Identify the lines that contain the word "title", then copy them.

__Given data__
╔══
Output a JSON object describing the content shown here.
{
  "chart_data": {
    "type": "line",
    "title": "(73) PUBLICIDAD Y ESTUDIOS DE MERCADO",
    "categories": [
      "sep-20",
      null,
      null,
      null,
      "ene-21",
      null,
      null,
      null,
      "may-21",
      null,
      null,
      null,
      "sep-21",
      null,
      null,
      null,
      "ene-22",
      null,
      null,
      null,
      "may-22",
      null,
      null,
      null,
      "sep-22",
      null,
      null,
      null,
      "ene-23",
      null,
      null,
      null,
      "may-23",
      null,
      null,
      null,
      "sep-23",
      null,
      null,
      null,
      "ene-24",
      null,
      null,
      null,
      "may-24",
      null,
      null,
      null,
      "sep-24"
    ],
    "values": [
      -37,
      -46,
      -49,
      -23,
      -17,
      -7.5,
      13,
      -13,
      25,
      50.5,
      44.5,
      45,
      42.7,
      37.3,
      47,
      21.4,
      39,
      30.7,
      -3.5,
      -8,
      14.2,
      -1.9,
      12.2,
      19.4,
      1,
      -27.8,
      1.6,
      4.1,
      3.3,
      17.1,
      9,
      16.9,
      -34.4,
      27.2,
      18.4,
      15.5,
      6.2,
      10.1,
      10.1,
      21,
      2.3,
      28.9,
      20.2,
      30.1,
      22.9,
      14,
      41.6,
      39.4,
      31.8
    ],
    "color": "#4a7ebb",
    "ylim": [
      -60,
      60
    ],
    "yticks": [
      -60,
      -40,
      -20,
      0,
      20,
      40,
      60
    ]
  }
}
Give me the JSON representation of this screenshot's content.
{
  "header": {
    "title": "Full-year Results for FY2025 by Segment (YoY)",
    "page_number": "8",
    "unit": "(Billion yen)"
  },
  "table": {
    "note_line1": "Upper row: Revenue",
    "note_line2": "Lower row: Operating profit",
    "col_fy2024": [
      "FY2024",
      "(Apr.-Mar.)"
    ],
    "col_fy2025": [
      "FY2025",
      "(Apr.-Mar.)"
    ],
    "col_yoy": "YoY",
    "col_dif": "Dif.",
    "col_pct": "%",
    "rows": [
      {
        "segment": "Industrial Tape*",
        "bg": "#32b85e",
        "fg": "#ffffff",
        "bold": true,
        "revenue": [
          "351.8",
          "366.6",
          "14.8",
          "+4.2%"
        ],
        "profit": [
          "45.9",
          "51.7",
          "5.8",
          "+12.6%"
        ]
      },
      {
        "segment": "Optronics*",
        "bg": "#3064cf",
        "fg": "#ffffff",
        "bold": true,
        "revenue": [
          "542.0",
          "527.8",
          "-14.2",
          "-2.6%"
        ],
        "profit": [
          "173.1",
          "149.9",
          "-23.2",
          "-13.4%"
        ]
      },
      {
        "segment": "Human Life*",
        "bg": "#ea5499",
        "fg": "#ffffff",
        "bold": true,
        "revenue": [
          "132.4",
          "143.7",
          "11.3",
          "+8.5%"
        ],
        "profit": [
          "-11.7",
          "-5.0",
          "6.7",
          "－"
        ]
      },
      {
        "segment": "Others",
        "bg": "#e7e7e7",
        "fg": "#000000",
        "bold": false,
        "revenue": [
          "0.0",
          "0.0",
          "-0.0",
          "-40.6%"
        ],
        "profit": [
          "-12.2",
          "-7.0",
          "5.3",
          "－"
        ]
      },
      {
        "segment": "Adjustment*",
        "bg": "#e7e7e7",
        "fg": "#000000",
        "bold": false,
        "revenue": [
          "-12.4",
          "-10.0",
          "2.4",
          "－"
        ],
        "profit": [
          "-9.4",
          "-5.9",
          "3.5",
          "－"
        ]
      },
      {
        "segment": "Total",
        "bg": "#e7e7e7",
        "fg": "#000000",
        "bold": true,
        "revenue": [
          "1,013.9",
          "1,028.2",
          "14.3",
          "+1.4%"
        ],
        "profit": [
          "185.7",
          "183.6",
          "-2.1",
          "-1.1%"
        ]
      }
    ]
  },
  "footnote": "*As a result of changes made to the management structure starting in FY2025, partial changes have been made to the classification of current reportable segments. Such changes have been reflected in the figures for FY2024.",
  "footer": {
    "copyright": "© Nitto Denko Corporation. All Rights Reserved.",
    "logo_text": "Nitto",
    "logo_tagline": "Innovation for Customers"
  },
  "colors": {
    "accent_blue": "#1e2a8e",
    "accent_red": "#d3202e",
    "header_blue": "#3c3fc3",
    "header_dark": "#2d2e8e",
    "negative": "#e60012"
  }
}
╚══
__Output for this exercise__
    "title": "(73) PUBLICIDAD Y ESTUDIOS DE MERCADO",
    "title": "Full-year Results for FY2025 by Segment (YoY)",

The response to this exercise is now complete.